WHAT YOU SHOULD DO. Scan the entries below and report only how many lines contain "this".
=======
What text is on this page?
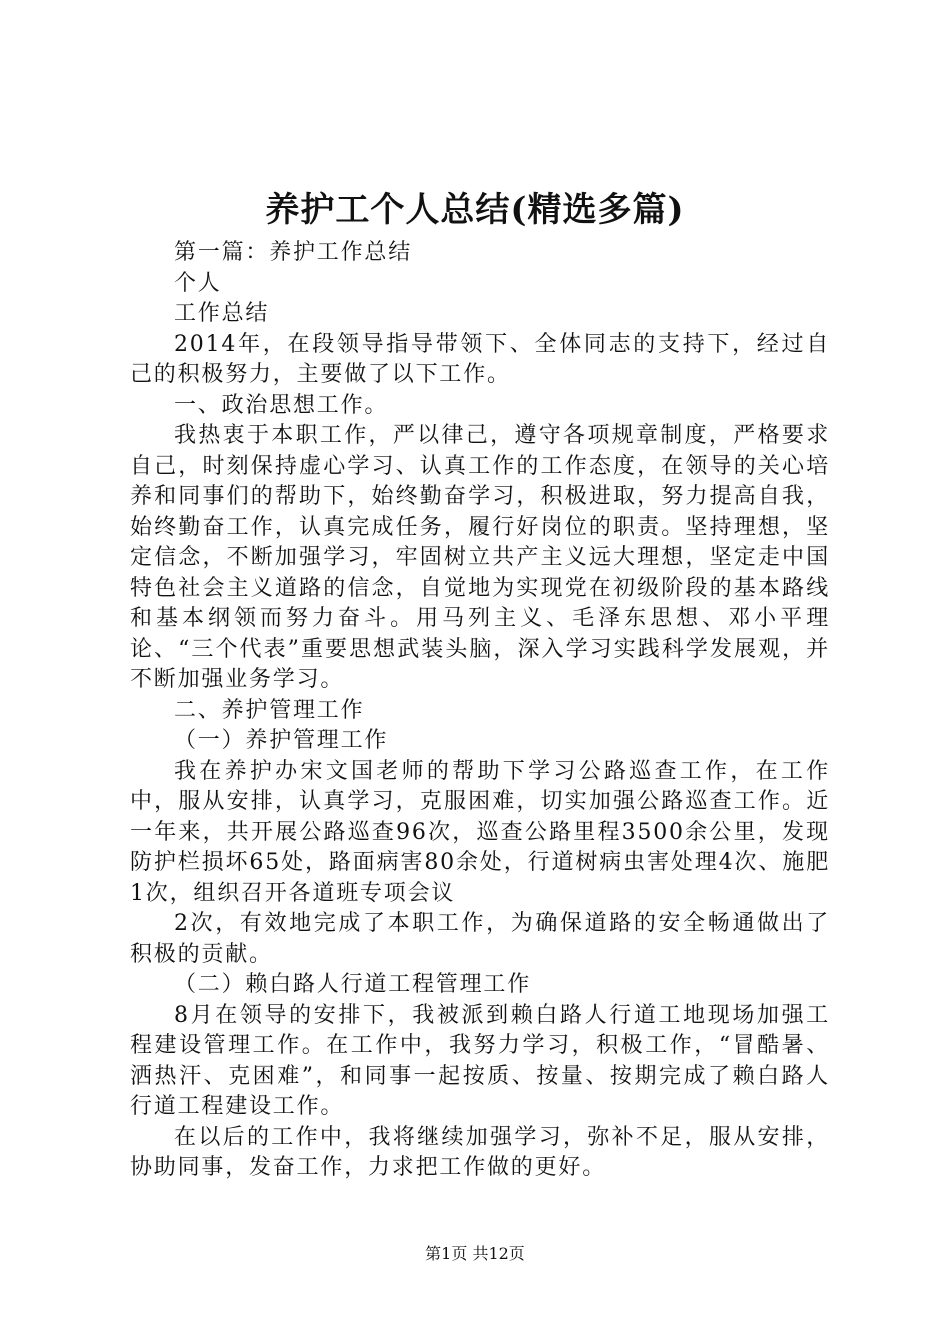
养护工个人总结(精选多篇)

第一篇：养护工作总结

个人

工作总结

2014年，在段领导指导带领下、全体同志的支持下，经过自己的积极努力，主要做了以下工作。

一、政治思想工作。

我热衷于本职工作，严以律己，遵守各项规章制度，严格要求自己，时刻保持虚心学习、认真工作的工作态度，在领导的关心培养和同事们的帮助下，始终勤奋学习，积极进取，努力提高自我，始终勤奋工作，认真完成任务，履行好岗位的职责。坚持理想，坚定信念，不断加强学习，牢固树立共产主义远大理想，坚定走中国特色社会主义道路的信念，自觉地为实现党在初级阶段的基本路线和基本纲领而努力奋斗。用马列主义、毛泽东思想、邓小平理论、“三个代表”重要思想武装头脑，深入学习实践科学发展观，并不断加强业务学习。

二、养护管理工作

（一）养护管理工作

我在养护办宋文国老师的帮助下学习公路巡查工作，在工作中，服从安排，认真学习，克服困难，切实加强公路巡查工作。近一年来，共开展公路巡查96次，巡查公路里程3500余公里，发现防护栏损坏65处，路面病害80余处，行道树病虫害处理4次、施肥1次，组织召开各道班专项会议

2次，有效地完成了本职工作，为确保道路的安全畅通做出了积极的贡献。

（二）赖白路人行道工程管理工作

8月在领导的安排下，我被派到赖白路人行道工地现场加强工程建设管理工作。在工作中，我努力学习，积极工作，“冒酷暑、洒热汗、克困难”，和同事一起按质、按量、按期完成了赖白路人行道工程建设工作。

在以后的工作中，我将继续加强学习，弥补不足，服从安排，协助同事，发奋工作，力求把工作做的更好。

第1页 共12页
=======
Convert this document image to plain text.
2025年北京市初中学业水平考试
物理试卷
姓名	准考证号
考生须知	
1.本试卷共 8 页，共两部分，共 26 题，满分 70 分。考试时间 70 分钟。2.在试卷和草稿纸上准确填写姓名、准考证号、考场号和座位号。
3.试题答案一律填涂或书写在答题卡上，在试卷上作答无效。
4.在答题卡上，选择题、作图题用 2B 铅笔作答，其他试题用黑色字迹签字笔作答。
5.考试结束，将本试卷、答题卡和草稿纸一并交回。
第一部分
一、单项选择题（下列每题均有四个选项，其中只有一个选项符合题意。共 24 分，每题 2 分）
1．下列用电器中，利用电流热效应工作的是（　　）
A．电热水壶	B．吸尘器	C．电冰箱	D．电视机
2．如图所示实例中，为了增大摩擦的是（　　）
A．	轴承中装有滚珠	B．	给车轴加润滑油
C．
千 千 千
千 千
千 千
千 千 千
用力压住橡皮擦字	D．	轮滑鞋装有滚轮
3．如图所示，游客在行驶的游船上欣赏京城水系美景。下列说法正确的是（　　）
=======
RESPONSE TO THE TASK. 2